The exercise: Locate every line that holds the string "ELSEVIER" and copy it.

──────── Material provided ────────

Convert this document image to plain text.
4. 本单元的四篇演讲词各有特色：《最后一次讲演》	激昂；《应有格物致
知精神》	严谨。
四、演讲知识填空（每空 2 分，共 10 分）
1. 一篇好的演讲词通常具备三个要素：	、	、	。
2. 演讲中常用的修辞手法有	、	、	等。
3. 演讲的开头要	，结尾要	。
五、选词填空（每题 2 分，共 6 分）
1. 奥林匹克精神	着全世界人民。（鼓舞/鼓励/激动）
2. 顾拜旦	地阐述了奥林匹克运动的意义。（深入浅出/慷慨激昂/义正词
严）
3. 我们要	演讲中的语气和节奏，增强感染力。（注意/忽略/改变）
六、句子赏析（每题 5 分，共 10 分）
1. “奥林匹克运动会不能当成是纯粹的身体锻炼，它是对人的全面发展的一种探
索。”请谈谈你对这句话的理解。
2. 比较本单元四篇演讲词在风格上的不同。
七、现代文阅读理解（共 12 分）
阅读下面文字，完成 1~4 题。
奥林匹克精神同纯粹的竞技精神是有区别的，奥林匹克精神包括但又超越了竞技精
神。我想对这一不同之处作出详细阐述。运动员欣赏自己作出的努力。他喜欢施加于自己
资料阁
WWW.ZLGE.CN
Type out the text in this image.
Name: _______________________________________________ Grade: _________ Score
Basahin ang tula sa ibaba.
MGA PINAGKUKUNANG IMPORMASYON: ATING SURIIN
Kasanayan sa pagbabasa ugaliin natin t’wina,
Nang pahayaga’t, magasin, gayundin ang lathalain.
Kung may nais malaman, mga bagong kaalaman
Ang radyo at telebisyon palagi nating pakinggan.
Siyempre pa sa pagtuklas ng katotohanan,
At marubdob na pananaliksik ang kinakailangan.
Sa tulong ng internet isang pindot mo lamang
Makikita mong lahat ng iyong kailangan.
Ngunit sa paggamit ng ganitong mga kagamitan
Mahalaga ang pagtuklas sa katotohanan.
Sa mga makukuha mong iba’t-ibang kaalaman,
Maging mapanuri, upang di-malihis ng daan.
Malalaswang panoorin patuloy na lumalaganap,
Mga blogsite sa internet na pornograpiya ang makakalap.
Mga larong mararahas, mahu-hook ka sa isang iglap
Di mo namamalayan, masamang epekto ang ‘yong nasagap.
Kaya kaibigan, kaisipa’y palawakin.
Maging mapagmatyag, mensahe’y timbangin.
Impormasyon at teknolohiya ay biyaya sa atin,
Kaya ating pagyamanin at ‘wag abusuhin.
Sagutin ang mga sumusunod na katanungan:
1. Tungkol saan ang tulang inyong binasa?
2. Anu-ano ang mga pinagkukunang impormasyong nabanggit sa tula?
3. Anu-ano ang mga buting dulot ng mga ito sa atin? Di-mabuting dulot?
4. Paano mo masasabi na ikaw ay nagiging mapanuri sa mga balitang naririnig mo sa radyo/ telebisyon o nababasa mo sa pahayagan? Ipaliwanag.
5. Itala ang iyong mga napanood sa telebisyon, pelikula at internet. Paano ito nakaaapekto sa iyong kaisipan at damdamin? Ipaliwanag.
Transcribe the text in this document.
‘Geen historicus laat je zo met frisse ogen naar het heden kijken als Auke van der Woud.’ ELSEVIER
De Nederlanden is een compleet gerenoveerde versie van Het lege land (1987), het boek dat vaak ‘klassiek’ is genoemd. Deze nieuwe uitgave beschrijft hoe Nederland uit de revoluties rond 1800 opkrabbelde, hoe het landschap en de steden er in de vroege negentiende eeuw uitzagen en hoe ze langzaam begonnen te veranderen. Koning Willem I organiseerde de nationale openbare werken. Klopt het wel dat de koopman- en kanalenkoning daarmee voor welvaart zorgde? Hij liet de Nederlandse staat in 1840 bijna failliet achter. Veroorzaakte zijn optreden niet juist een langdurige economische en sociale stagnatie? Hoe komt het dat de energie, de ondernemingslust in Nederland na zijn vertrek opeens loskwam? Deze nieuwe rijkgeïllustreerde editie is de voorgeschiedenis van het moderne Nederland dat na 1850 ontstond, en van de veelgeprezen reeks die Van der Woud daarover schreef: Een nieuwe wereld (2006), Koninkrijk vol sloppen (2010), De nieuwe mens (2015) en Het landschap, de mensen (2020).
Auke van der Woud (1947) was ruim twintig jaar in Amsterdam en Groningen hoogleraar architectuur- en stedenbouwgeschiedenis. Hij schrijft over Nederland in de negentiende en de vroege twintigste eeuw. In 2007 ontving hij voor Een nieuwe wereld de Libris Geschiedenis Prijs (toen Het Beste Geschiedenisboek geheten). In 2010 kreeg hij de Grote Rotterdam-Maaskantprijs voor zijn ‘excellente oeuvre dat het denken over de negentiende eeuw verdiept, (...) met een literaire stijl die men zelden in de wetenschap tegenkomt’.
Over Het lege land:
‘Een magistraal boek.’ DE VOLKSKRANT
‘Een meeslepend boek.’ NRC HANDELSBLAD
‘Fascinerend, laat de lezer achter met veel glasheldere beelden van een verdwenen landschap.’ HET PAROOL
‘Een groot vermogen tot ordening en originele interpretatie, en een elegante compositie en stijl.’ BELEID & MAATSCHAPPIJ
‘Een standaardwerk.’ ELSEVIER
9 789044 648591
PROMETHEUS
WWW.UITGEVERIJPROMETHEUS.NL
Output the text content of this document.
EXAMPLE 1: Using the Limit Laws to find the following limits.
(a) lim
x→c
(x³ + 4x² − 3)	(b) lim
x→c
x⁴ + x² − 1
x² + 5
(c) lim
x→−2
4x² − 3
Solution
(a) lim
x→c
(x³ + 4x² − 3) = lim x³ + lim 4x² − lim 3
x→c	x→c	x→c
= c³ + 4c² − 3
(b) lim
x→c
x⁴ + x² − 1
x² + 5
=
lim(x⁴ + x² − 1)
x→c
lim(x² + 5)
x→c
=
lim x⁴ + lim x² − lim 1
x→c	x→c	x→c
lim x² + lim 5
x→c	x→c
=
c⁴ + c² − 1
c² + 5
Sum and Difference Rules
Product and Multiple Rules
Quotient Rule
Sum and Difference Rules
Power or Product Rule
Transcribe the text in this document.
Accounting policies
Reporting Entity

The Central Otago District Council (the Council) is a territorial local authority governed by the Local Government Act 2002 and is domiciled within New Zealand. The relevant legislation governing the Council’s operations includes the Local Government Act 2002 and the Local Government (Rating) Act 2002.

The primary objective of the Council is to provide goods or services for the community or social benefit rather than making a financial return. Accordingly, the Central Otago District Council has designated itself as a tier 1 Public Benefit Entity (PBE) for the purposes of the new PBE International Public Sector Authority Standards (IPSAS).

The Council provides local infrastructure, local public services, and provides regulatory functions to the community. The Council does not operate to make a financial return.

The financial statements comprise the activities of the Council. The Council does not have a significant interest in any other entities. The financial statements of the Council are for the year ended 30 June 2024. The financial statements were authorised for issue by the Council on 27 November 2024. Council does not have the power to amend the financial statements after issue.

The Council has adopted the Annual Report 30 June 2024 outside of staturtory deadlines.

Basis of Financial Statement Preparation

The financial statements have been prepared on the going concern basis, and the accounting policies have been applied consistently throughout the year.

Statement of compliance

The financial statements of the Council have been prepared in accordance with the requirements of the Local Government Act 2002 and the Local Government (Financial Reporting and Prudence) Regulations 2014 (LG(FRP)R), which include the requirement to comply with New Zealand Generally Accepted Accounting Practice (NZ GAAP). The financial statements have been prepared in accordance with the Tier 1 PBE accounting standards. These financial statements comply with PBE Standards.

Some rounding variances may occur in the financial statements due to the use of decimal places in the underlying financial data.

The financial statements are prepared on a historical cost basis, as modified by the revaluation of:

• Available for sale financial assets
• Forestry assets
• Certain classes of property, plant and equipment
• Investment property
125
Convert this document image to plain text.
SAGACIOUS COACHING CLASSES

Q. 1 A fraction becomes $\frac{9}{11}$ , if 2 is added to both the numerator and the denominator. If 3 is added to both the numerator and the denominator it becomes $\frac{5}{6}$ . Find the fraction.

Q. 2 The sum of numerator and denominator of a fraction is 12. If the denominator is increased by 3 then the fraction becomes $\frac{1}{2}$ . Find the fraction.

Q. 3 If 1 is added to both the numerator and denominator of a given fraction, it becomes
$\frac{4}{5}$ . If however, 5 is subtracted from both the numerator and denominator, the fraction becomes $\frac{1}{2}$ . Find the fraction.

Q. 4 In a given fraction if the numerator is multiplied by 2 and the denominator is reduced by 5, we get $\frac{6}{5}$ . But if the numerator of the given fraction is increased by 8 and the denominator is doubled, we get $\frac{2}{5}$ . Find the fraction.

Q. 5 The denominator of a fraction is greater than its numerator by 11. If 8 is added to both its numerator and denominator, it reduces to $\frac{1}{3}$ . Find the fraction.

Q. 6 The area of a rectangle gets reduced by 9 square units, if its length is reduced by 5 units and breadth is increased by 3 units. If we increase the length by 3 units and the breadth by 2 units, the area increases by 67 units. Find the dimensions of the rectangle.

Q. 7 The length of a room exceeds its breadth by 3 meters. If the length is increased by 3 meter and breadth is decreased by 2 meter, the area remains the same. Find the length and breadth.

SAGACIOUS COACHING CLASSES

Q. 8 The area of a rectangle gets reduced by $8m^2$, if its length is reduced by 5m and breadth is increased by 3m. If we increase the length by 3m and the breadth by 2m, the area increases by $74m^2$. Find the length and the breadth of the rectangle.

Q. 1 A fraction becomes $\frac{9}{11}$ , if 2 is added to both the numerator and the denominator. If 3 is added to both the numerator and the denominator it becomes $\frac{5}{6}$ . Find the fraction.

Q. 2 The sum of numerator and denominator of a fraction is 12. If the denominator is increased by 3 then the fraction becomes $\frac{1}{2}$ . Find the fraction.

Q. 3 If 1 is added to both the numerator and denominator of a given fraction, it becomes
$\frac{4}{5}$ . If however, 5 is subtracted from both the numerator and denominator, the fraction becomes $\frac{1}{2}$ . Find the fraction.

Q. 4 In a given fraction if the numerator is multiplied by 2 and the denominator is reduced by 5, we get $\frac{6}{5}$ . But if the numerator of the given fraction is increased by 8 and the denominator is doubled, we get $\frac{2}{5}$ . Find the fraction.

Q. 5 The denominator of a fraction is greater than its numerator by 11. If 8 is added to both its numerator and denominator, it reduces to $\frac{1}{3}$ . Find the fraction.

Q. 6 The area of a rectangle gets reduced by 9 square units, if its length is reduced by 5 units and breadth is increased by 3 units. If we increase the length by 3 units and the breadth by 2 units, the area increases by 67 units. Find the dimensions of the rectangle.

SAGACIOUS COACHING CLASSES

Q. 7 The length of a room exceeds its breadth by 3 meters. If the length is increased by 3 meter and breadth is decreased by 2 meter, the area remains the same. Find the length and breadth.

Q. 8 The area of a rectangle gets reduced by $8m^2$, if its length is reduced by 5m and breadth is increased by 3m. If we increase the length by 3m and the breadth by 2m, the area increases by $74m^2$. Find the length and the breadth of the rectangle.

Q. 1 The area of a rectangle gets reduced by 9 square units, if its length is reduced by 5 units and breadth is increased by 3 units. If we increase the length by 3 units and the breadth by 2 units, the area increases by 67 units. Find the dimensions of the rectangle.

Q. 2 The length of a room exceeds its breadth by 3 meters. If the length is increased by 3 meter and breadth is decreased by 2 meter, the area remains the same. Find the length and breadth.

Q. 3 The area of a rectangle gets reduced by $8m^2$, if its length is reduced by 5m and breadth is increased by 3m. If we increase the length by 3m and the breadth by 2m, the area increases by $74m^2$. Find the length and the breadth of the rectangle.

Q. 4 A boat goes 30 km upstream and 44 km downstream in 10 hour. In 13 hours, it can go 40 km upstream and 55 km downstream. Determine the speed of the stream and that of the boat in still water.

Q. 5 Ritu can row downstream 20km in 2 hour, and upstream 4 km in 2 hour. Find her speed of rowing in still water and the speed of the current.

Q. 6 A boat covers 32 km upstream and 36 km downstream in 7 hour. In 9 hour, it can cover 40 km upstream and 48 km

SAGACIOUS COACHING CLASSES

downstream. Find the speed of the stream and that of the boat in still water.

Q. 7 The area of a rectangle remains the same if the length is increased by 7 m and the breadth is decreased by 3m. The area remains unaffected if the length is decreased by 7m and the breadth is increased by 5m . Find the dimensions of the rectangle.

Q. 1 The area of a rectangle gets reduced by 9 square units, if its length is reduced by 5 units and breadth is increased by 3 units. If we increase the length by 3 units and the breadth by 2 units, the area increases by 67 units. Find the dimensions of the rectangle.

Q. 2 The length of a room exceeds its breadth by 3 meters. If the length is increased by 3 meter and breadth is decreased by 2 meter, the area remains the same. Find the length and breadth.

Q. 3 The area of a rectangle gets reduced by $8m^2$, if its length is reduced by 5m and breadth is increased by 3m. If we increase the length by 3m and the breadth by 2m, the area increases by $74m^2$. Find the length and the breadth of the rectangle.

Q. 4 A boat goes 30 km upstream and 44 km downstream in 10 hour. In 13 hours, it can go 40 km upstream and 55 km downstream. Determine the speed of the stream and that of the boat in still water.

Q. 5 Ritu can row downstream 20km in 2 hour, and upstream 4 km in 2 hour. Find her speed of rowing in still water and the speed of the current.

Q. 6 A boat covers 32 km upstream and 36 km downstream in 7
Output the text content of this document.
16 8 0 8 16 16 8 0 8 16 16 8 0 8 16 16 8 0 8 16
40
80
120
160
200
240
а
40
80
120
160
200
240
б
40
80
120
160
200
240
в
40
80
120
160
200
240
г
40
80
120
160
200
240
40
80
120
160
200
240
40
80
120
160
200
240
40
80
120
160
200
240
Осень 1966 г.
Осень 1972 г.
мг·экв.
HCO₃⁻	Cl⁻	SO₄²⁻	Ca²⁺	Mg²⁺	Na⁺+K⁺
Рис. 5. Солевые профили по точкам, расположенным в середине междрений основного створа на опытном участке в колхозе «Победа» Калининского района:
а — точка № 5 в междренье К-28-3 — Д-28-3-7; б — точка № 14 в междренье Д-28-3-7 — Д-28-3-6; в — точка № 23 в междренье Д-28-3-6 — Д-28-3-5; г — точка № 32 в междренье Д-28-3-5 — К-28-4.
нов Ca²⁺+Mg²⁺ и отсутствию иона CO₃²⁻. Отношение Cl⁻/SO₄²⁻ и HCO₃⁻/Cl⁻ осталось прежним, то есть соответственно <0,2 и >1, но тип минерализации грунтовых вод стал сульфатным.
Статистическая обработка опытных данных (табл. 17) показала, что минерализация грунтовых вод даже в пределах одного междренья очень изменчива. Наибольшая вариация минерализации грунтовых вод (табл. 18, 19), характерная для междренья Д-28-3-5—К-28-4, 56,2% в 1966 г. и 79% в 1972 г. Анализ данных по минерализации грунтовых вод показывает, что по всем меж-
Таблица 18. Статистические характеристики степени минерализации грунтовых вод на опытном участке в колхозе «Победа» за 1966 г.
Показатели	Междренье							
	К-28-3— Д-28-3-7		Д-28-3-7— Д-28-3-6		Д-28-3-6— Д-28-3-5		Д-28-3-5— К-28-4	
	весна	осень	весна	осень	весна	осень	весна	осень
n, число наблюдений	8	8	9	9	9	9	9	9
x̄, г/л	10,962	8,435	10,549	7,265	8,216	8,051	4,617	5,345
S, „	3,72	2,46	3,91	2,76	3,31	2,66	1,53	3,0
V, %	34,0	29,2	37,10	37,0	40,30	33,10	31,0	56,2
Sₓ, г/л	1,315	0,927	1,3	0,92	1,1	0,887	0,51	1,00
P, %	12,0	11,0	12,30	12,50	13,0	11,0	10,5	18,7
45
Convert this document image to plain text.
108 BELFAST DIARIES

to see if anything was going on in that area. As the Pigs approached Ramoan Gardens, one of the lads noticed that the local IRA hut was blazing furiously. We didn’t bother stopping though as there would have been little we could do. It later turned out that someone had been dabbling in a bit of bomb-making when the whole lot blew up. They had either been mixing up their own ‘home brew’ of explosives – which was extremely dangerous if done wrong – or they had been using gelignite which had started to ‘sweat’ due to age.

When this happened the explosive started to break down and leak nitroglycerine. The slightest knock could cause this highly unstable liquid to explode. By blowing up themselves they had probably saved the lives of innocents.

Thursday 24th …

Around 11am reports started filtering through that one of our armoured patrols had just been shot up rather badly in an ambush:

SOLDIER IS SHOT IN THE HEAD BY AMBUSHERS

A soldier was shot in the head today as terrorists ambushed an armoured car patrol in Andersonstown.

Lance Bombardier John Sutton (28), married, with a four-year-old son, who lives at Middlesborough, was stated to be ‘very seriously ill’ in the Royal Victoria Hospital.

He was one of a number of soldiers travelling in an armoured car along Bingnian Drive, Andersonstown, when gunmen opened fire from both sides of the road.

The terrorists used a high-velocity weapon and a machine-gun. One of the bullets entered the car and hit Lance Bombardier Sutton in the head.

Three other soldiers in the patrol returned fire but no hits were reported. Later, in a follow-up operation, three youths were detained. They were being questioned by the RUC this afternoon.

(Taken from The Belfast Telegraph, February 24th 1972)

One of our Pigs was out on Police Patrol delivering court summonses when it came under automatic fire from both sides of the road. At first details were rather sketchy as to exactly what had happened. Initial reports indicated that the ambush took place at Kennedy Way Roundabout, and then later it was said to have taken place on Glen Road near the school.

────────

Expected answer:
‘Geen historicus laat je zo met frisse ogen naar het heden kijken als Auke van der Woud.’ ELSEVIER
‘Een standaardwerk.’ ELSEVIER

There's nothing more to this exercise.